PROBLEM TO WORK ON: Return every record below exactly as written, omitting any pictures.

INPUT ROWS:
────────────────────────────────────────
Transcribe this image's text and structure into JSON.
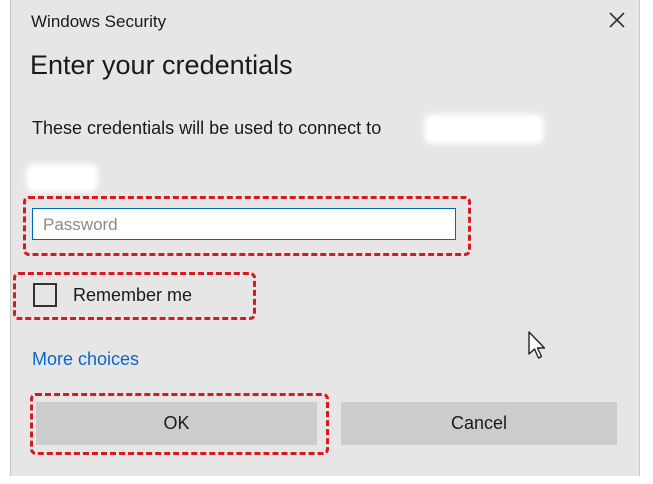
{
  "window": {
    "title": "Windows Security",
    "close_icon": "close-icon"
  },
  "content": {
    "heading": "Enter your credentials",
    "description": "These credentials will be used to connect to"
  },
  "password_field": {
    "placeholder": "Password",
    "value": ""
  },
  "remember": {
    "label": "Remember me",
    "checked": false
  },
  "links": {
    "more_choices": "More choices"
  },
  "buttons": {
    "ok": "OK",
    "cancel": "Cancel"
  },
  "colors": {
    "dialog_background": "#e6e6e6",
    "accent_link": "#0a66c8",
    "input_border": "#0067c0",
    "highlight_dash": "#d9181f",
    "button_background": "#cccccc"
  }
}
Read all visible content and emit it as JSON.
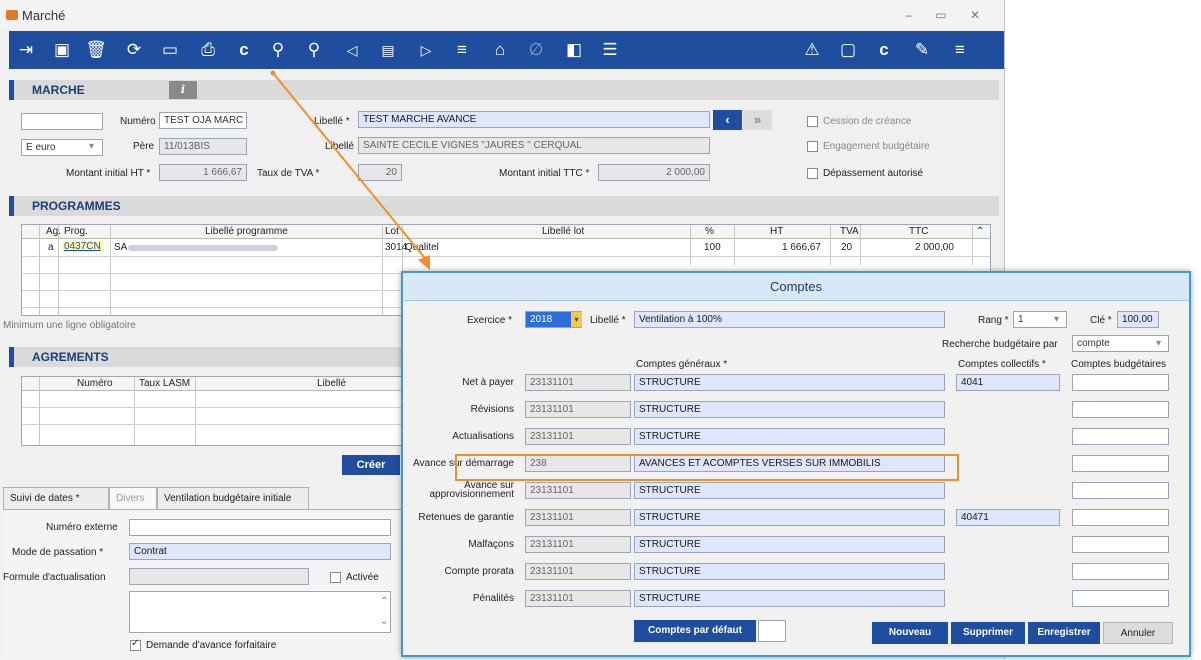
{
  "window": {
    "title": "Marché"
  },
  "toolbar": {
    "icons": [
      "export-icon",
      "save-icon",
      "delete-icon",
      "refresh-icon",
      "calendar-icon",
      "print-icon",
      "currency-icon",
      "search-abc-icon",
      "search-123-icon",
      "previous-icon",
      "list-icon",
      "next-icon",
      "filter-search-icon",
      "home-icon",
      "disabled-icon",
      "stack-icon",
      "menu-list-icon",
      "warning-icon",
      "report-icon",
      "currency-icon",
      "edit-icon",
      "hamburger-icon"
    ],
    "currency_glyph": "c"
  },
  "marche": {
    "section_title": "MARCHE",
    "info_glyph": "i",
    "numero_label": "Numéro",
    "numero_value": "TEST OJA MARC",
    "libelle_label": "Libellé *",
    "libelle_value": "TEST MARCHE AVANCE",
    "pere_label": "Père",
    "pere_value": "11/013BIS",
    "libelle2_label": "Libellé",
    "libelle2_value": "SAINTE CECILE VIGNES \"JAURES \" CERQUAL",
    "devise_value": "E euro",
    "montant_ht_label": "Montant initial HT *",
    "montant_ht_value": "1 666,67",
    "taux_tva_label": "Taux de TVA *",
    "taux_tva_value": "20",
    "montant_ttc_label": "Montant initial TTC *",
    "montant_ttc_value": "2 000,00",
    "cession_label": "Cession de créance",
    "engagement_label": "Engagement budgétaire",
    "depassement_label": "Dépassement autorisé"
  },
  "programmes": {
    "section_title": "PROGRAMMES",
    "columns": [
      "Ag.",
      "Prog.",
      "Libellé programme",
      "Lot",
      "Libellé lot",
      "%",
      "HT",
      "TVA",
      "TTC"
    ],
    "row": {
      "ag": "a",
      "prog": "0437CN",
      "libelle_prog": "SA",
      "lot": "3014",
      "libelle_lot": "Qualitel",
      "pct": "100",
      "ht": "1 666,67",
      "tva": "20",
      "ttc": "2 000,00"
    },
    "hint": "Minimum une ligne obligatoire"
  },
  "agrements": {
    "section_title": "AGREMENTS",
    "columns": [
      "Numéro",
      "Taux LASM",
      "Libellé"
    ],
    "creer_label": "Créer"
  },
  "tabs": [
    "Suivi de dates *",
    "Divers *",
    "Ventilation budgétaire initiale"
  ],
  "divers": {
    "numero_externe_label": "Numéro externe",
    "numero_externe_value": "",
    "mode_passation_label": "Mode de passation *",
    "mode_passation_value": "Contrat",
    "formule_label": "Formule d'actualisation",
    "activee_label": "Activée",
    "demande_label": "Demande d'avance forfaitaire"
  },
  "comptes": {
    "title": "Comptes",
    "exercice_label": "Exercice *",
    "exercice_value": "2018",
    "libelle_label": "Libellé *",
    "libelle_value": "Ventilation à 100%",
    "rang_label": "Rang *",
    "rang_value": "1",
    "cle_label": "Clé *",
    "cle_value": "100,00",
    "recherche_label": "Recherche budgétaire par",
    "recherche_value": "compte",
    "col_generaux": "Comptes généraux *",
    "col_collectifs": "Comptes collectifs *",
    "col_budgetaires": "Comptes budgétaires",
    "rows": [
      {
        "label": "Net à payer",
        "code": "23131101",
        "libelle": "STRUCTURE",
        "collectif": "4041"
      },
      {
        "label": "Révisions",
        "code": "23131101",
        "libelle": "STRUCTURE",
        "collectif": ""
      },
      {
        "label": "Actualisations",
        "code": "23131101",
        "libelle": "STRUCTURE",
        "collectif": ""
      },
      {
        "label": "Avance sur démarrage",
        "code": "238",
        "libelle": "AVANCES ET ACOMPTES VERSES SUR IMMOBILIS",
        "collectif": ""
      },
      {
        "label": "Avance sur approvisionnement",
        "code": "23131101",
        "libelle": "STRUCTURE",
        "collectif": ""
      },
      {
        "label": "Retenues de garantie",
        "code": "23131101",
        "libelle": "STRUCTURE",
        "collectif": "40471"
      },
      {
        "label": "Malfaçons",
        "code": "23131101",
        "libelle": "STRUCTURE",
        "collectif": ""
      },
      {
        "label": "Compte prorata",
        "code": "23131101",
        "libelle": "STRUCTURE",
        "collectif": ""
      },
      {
        "label": "Pénalités",
        "code": "23131101",
        "libelle": "STRUCTURE",
        "collectif": ""
      }
    ],
    "btn_defaut": "Comptes par défaut",
    "btn_nouveau": "Nouveau",
    "btn_supprimer": "Supprimer",
    "btn_enregistrer": "Enregistrer",
    "btn_annuler": "Annuler"
  },
  "colors": {
    "toolbar": "#1f4e9f",
    "highlight": "#ef8f2c",
    "dialog_border": "#3d9bd6"
  }
}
────────────────────────────────────────
WORKED ANSWER:
Transcribe this image's text and structure into JSON.
{
  "window": {
    "title": "Windows Security",
    "close_icon": "close-icon"
  },
  "content": {
    "heading": "Enter your credentials",
    "description": "These credentials will be used to connect to"
  },
  "password_field": {
    "placeholder": "Password",
    "value": ""
  },
  "remember": {
    "label": "Remember me",
    "checked": false
  },
  "links": {
    "more_choices": "More choices"
  },
  "buttons": {
    "ok": "OK",
    "cancel": "Cancel"
  },
  "colors": {
    "dialog_background": "#e6e6e6",
    "accent_link": "#0a66c8",
    "input_border": "#0067c0",
    "highlight_dash": "#d9181f",
    "button_background": "#cccccc"
  }
}
Read all visible content and emit it as JSON.
{
  "window": {
    "title": "Marché"
  },
  "toolbar": {
    "icons": [
      "export-icon",
      "save-icon",
      "delete-icon",
      "refresh-icon",
      "calendar-icon",
      "print-icon",
      "currency-icon",
      "search-abc-icon",
      "search-123-icon",
      "previous-icon",
      "list-icon",
      "next-icon",
      "filter-search-icon",
      "home-icon",
      "disabled-icon",
      "stack-icon",
      "menu-list-icon",
      "warning-icon",
      "report-icon",
      "currency-icon",
      "edit-icon",
      "hamburger-icon"
    ],
    "currency_glyph": "c"
  },
  "marche": {
    "section_title": "MARCHE",
    "info_glyph": "i",
    "numero_label": "Numéro",
    "numero_value": "TEST OJA MARC",
    "libelle_label": "Libellé *",
    "libelle_value": "TEST MARCHE AVANCE",
    "pere_label": "Père",
    "pere_value": "11/013BIS",
    "libelle2_label": "Libellé",
    "libelle2_value": "SAINTE CECILE VIGNES \"JAURES \" CERQUAL",
    "devise_value": "E euro",
    "montant_ht_label": "Montant initial HT *",
    "montant_ht_value": "1 666,67",
    "taux_tva_label": "Taux de TVA *",
    "taux_tva_value": "20",
    "montant_ttc_label": "Montant initial TTC *",
    "montant_ttc_value": "2 000,00",
    "cession_label": "Cession de créance",
    "engagement_label": "Engagement budgétaire",
    "depassement_label": "Dépassement autorisé"
  },
  "programmes": {
    "section_title": "PROGRAMMES",
    "columns": [
      "Ag.",
      "Prog.",
      "Libellé programme",
      "Lot",
      "Libellé lot",
      "%",
      "HT",
      "TVA",
      "TTC"
    ],
    "row": {
      "ag": "a",
      "prog": "0437CN",
      "libelle_prog": "SA",
      "lot": "3014",
      "libelle_lot": "Qualitel",
      "pct": "100",
      "ht": "1 666,67",
      "tva": "20",
      "ttc": "2 000,00"
    },
    "hint": "Minimum une ligne obligatoire"
  },
  "agrements": {
    "section_title": "AGREMENTS",
    "columns": [
      "Numéro",
      "Taux LASM",
      "Libellé"
    ],
    "creer_label": "Créer"
  },
  "tabs": [
    "Suivi de dates *",
    "Divers *",
    "Ventilation budgétaire initiale"
  ],
  "divers": {
    "numero_externe_label": "Numéro externe",
    "numero_externe_value": "",
    "mode_passation_label": "Mode de passation *",
    "mode_passation_value": "Contrat",
    "formule_label": "Formule d'actualisation",
    "activee_label": "Activée",
    "demande_label": "Demande d'avance forfaitaire"
  },
  "comptes": {
    "title": "Comptes",
    "exercice_label": "Exercice *",
    "exercice_value": "2018",
    "libelle_label": "Libellé *",
    "libelle_value": "Ventilation à 100%",
    "rang_label": "Rang *",
    "rang_value": "1",
    "cle_label": "Clé *",
    "cle_value": "100,00",
    "recherche_label": "Recherche budgétaire par",
    "recherche_value": "compte",
    "col_generaux": "Comptes généraux *",
    "col_collectifs": "Comptes collectifs *",
    "col_budgetaires": "Comptes budgétaires",
    "rows": [
      {
        "label": "Net à payer",
        "code": "23131101",
        "libelle": "STRUCTURE",
        "collectif": "4041"
      },
      {
        "label": "Révisions",
        "code": "23131101",
        "libelle": "STRUCTURE",
        "collectif": ""
      },
      {
        "label": "Actualisations",
        "code": "23131101",
        "libelle": "STRUCTURE",
        "collectif": ""
      },
      {
        "label": "Avance sur démarrage",
        "code": "238",
        "libelle": "AVANCES ET ACOMPTES VERSES SUR IMMOBILIS",
        "collectif": ""
      },
      {
        "label": "Avance sur approvisionnement",
        "code": "23131101",
        "libelle": "STRUCTURE",
        "collectif": ""
      },
      {
        "label": "Retenues de garantie",
        "code": "23131101",
        "libelle": "STRUCTURE",
        "collectif": "40471"
      },
      {
        "label": "Malfaçons",
        "code": "23131101",
        "libelle": "STRUCTURE",
        "collectif": ""
      },
      {
        "label": "Compte prorata",
        "code": "23131101",
        "libelle": "STRUCTURE",
        "collectif": ""
      },
      {
        "label": "Pénalités",
        "code": "23131101",
        "libelle": "STRUCTURE",
        "collectif": ""
      }
    ],
    "btn_defaut": "Comptes par défaut",
    "btn_nouveau": "Nouveau",
    "btn_supprimer": "Supprimer",
    "btn_enregistrer": "Enregistrer",
    "btn_annuler": "Annuler"
  },
  "colors": {
    "toolbar": "#1f4e9f",
    "highlight": "#ef8f2c",
    "dialog_border": "#3d9bd6"
  }
}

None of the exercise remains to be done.